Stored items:
------------------------------

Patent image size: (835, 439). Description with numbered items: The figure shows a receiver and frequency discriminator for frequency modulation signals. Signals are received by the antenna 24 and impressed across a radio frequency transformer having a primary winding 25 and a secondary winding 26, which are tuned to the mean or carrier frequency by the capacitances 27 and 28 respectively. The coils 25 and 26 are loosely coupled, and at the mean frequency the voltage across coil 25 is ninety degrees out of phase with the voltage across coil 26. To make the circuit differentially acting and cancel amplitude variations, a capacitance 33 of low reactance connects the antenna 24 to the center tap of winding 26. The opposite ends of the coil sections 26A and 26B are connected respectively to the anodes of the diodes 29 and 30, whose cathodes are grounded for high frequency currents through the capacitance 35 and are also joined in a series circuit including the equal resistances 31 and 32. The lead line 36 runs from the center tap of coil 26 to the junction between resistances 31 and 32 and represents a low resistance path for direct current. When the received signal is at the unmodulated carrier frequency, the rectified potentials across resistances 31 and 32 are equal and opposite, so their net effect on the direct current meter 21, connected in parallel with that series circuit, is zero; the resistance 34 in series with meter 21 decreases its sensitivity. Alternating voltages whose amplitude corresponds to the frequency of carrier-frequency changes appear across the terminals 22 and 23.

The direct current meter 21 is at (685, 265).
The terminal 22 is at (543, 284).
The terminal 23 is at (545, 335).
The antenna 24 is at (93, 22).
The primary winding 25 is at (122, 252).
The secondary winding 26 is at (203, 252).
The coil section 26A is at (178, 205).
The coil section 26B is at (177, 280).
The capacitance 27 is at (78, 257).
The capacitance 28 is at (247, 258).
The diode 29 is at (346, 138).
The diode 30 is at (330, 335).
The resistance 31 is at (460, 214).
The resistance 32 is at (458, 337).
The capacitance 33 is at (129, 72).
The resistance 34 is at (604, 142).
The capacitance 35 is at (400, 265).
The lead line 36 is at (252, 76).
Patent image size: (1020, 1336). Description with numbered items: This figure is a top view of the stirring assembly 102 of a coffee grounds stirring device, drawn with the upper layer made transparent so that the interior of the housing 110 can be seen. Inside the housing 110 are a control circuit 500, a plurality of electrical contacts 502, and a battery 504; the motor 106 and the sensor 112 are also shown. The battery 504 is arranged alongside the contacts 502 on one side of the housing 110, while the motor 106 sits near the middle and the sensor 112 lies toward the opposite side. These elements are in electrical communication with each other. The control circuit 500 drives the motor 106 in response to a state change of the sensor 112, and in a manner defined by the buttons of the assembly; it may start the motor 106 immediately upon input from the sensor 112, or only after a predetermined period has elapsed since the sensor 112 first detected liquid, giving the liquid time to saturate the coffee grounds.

------------------------------

● Work to be completed:
Convert the records, from the start through the line that contains "The secondary winding 26 is at (203, 252).", into a numbered list, leaving out any blank lines.

● Final answer:
1. Patent image size: (835, 439). Description with numbered items: The figure shows a receiver and frequency discriminator for frequency modulation signals. Signals are received by the antenna 24 and impressed across a radio frequency transformer having a primary winding 25 and a secondary winding 26, which are tuned to the mean or carrier frequency by the capacitances 27 and 28 respectively. The coils 25 and 26 are loosely coupled, and at the mean frequency the voltage across coil 25 is ninety degrees out of phase with the voltage across coil 26. To make the circuit differentially acting and cancel amplitude variations, a capacitance 33 of low reactance connects the antenna 24 to the center tap of winding 26. The opposite ends of the coil sections 26A and 26B are connected respectively to the anodes of the diodes 29 and 30, whose cathodes are grounded for high frequency currents through the capacitance 35 and are also joined in a series circuit including the equal resistances 31 and 32. The lead line 36 runs from the center tap of coil 26 to the junction between resistances 31 and 32 and represents a low resistance path for direct current. When the received signal is at the unmodulated carrier frequency, the rectified potentials across resistances 31 and 32 are equal and opposite, so their net effect on the direct current meter 21, connected in parallel with that series circuit, is zero; the resistance 34 in series with meter 21 decreases its sensitivity. Alternating voltages whose amplitude corresponds to the frequency of carrier-frequency changes appear across the terminals 22 and 23.
2. The direct current meter 21 is at (685, 265).
3. The terminal 22 is at (543, 284).
4. The terminal 23 is at (545, 335).
5. The antenna 24 is at (93, 22).
6. The primary winding 25 is at (122, 252).
7. The secondary winding 26 is at (203, 252).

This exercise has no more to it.